▼▼▼

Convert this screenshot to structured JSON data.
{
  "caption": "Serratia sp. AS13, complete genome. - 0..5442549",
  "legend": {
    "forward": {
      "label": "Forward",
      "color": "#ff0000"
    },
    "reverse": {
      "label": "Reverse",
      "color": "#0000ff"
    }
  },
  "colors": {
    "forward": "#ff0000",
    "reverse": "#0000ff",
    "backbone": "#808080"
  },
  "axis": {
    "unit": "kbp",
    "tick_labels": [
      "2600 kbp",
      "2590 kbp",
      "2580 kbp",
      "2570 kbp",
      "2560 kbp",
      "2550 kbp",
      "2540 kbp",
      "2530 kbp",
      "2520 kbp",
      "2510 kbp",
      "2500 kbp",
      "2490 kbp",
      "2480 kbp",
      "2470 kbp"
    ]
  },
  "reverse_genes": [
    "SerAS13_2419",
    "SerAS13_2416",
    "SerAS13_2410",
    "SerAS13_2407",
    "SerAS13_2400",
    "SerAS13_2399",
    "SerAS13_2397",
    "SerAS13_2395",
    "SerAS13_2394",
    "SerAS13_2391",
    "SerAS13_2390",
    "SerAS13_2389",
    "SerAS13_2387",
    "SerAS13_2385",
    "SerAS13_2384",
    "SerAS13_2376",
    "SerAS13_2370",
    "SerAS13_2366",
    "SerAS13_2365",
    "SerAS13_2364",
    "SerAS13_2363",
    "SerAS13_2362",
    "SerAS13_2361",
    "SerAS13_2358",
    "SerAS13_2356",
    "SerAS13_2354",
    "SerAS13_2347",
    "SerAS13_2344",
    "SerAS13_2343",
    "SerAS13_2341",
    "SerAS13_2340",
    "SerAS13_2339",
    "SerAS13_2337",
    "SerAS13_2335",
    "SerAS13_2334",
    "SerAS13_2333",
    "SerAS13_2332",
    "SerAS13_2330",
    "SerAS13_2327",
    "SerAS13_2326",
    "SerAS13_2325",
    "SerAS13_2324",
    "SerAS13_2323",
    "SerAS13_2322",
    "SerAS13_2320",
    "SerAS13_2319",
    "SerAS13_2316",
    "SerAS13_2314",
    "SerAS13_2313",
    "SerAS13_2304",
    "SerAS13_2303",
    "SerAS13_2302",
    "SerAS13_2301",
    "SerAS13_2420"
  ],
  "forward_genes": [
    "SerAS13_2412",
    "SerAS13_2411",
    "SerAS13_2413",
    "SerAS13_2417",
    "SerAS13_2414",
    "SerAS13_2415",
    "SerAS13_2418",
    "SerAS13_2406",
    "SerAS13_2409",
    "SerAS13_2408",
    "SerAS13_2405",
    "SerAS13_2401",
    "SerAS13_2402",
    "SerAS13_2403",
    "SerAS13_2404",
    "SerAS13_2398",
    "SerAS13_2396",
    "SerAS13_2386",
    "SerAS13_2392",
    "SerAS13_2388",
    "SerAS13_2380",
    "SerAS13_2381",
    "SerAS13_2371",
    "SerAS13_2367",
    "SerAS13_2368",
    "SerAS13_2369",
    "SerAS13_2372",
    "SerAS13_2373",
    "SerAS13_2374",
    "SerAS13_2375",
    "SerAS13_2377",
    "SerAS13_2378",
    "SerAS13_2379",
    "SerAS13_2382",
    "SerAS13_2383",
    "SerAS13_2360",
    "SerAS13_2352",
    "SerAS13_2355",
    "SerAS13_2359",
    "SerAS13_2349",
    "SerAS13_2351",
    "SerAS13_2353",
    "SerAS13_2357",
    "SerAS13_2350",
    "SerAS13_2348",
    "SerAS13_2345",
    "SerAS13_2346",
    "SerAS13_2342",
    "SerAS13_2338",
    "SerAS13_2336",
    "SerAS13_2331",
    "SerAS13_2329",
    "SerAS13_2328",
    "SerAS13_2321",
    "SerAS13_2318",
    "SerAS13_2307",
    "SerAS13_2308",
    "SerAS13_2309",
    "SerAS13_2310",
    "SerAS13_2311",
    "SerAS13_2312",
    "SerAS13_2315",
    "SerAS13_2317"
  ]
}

▲▲▲

The complete set of entries above must be reproduced verbatim.

▶ Task response:
Convert this screenshot to structured JSON data.
{
  "caption": "Serratia sp. AS13, complete genome. - 0..5442549",
  "legend": {
    "forward": {
      "label": "Forward",
      "color": "#ff0000"
    },
    "reverse": {
      "label": "Reverse",
      "color": "#0000ff"
    }
  },
  "colors": {
    "forward": "#ff0000",
    "reverse": "#0000ff",
    "backbone": "#808080"
  },
  "axis": {
    "unit": "kbp",
    "tick_labels": [
      "2600 kbp",
      "2590 kbp",
      "2580 kbp",
      "2570 kbp",
      "2560 kbp",
      "2550 kbp",
      "2540 kbp",
      "2530 kbp",
      "2520 kbp",
      "2510 kbp",
      "2500 kbp",
      "2490 kbp",
      "2480 kbp",
      "2470 kbp"
    ]
  },
  "reverse_genes": [
    "SerAS13_2419",
    "SerAS13_2416",
    "SerAS13_2410",
    "SerAS13_2407",
    "SerAS13_2400",
    "SerAS13_2399",
    "SerAS13_2397",
    "SerAS13_2395",
    "SerAS13_2394",
    "SerAS13_2391",
    "SerAS13_2390",
    "SerAS13_2389",
    "SerAS13_2387",
    "SerAS13_2385",
    "SerAS13_2384",
    "SerAS13_2376",
    "SerAS13_2370",
    "SerAS13_2366",
    "SerAS13_2365",
    "SerAS13_2364",
    "SerAS13_2363",
    "SerAS13_2362",
    "SerAS13_2361",
    "SerAS13_2358",
    "SerAS13_2356",
    "SerAS13_2354",
    "SerAS13_2347",
    "SerAS13_2344",
    "SerAS13_2343",
    "SerAS13_2341",
    "SerAS13_2340",
    "SerAS13_2339",
    "SerAS13_2337",
    "SerAS13_2335",
    "SerAS13_2334",
    "SerAS13_2333",
    "SerAS13_2332",
    "SerAS13_2330",
    "SerAS13_2327",
    "SerAS13_2326",
    "SerAS13_2325",
    "SerAS13_2324",
    "SerAS13_2323",
    "SerAS13_2322",
    "SerAS13_2320",
    "SerAS13_2319",
    "SerAS13_2316",
    "SerAS13_2314",
    "SerAS13_2313",
    "SerAS13_2304",
    "SerAS13_2303",
    "SerAS13_2302",
    "SerAS13_2301",
    "SerAS13_2420"
  ],
  "forward_genes": [
    "SerAS13_2412",
    "SerAS13_2411",
    "SerAS13_2413",
    "SerAS13_2417",
    "SerAS13_2414",
    "SerAS13_2415",
    "SerAS13_2418",
    "SerAS13_2406",
    "SerAS13_2409",
    "SerAS13_2408",
    "SerAS13_2405",
    "SerAS13_2401",
    "SerAS13_2402",
    "SerAS13_2403",
    "SerAS13_2404",
    "SerAS13_2398",
    "SerAS13_2396",
    "SerAS13_2386",
    "SerAS13_2392",
    "SerAS13_2388",
    "SerAS13_2380",
    "SerAS13_2381",
    "SerAS13_2371",
    "SerAS13_2367",
    "SerAS13_2368",
    "SerAS13_2369",
    "SerAS13_2372",
    "SerAS13_2373",
    "SerAS13_2374",
    "SerAS13_2375",
    "SerAS13_2377",
    "SerAS13_2378",
    "SerAS13_2379",
    "SerAS13_2382",
    "SerAS13_2383",
    "SerAS13_2360",
    "SerAS13_2352",
    "SerAS13_2355",
    "SerAS13_2359",
    "SerAS13_2349",
    "SerAS13_2351",
    "SerAS13_2353",
    "SerAS13_2357",
    "SerAS13_2350",
    "SerAS13_2348",
    "SerAS13_2345",
    "SerAS13_2346",
    "SerAS13_2342",
    "SerAS13_2338",
    "SerAS13_2336",
    "SerAS13_2331",
    "SerAS13_2329",
    "SerAS13_2328",
    "SerAS13_2321",
    "SerAS13_2318",
    "SerAS13_2307",
    "SerAS13_2308",
    "SerAS13_2309",
    "SerAS13_2310",
    "SerAS13_2311",
    "SerAS13_2312",
    "SerAS13_2315",
    "SerAS13_2317"
  ]
}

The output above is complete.